▶ Page records with their text:
++++++

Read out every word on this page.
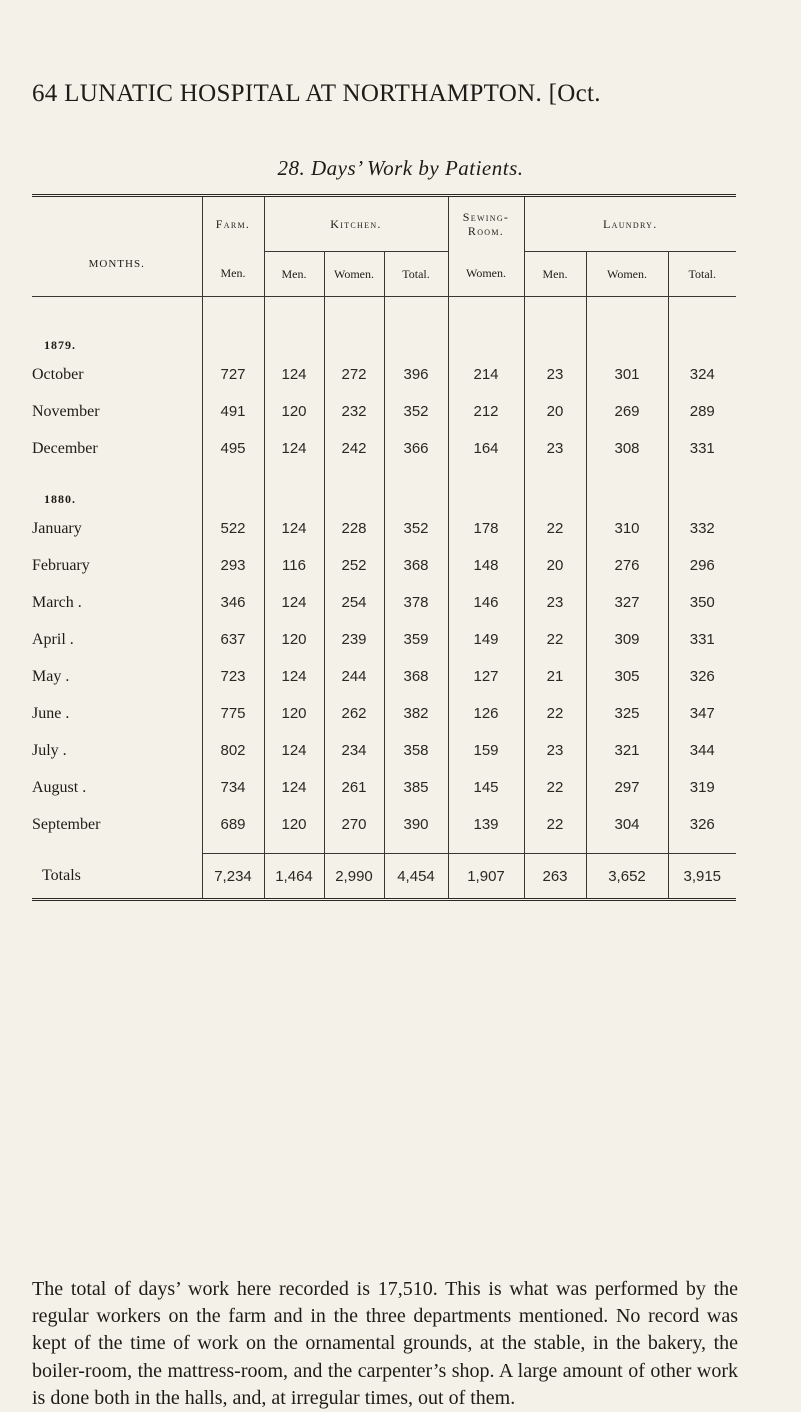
64 LUNATIC HOSPITAL AT NORTHAMPTON. [Oct.
28. Days’ Work by Patients.
MONTHS.	Farm.	Kitchen.			Sewing-Room.	Laundry.		
	Men.	Men.	Women.	Total.	Women.	Men.	Women.	Total.

1879.								
October	727	124	272	396	214	23	301	324
November	491	120	232	352	212	20	269	289
December	495	124	242	366	164	23	308	331
1880.								
January	522	124	228	352	178	22	310	332
February	293	116	252	368	148	20	276	296
March .	346	124	254	378	146	23	327	350
April .	637	120	239	359	149	22	309	331
May .	723	124	244	368	127	21	305	326
June .	775	120	262	382	126	22	325	347
July .	802	124	234	358	159	23	321	344
August .	734	124	261	385	145	22	297	319
September	689	120	270	390	139	22	304	326

Totals	7,234	1,464	2,990	4,454	1,907	263	3,652	3,915

The total of days’ work here recorded is 17,510. This is what was performed by the regular workers on the farm and in the three departments mentioned. No record was kept of the time of work on the ornamental grounds, at the stable, in the bakery, the boiler-room, the mattress-room, and the carpenter’s shop. A large amount of other work is done both in the halls, and, at irregular times, out of them.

++++++

▶ What is needed: Start at the top line above and repeat the records verbatim, leaving images out.

▶ Answer to the problem:
Read out every word on this page.
64 LUNATIC HOSPITAL AT NORTHAMPTON. [Oct.
28. Days’ Work by Patients.
MONTHS.	Farm.	Kitchen.			Sewing-Room.	Laundry.		
	Men.	Men.	Women.	Total.	Women.	Men.	Women.	Total.

1879.								
October	727	124	272	396	214	23	301	324
November	491	120	232	352	212	20	269	289
December	495	124	242	366	164	23	308	331
1880.								
January	522	124	228	352	178	22	310	332
February	293	116	252	368	148	20	276	296
March .	346	124	254	378	146	23	327	350
April .	637	120	239	359	149	22	309	331
May .	723	124	244	368	127	21	305	326
June .	775	120	262	382	126	22	325	347
July .	802	124	234	358	159	23	321	344
August .	734	124	261	385	145	22	297	319
September	689	120	270	390	139	22	304	326

Totals	7,234	1,464	2,990	4,454	1,907	263	3,652	3,915

The total of days’ work here recorded is 17,510. This is what was performed by the regular workers on the farm and in the three departments mentioned. No record was kept of the time of work on the ornamental grounds, at the stable, in the bakery, the boiler-room, the mattress-room, and the carpenter’s shop. A large amount of other work is done both in the halls, and, at irregular times, out of them.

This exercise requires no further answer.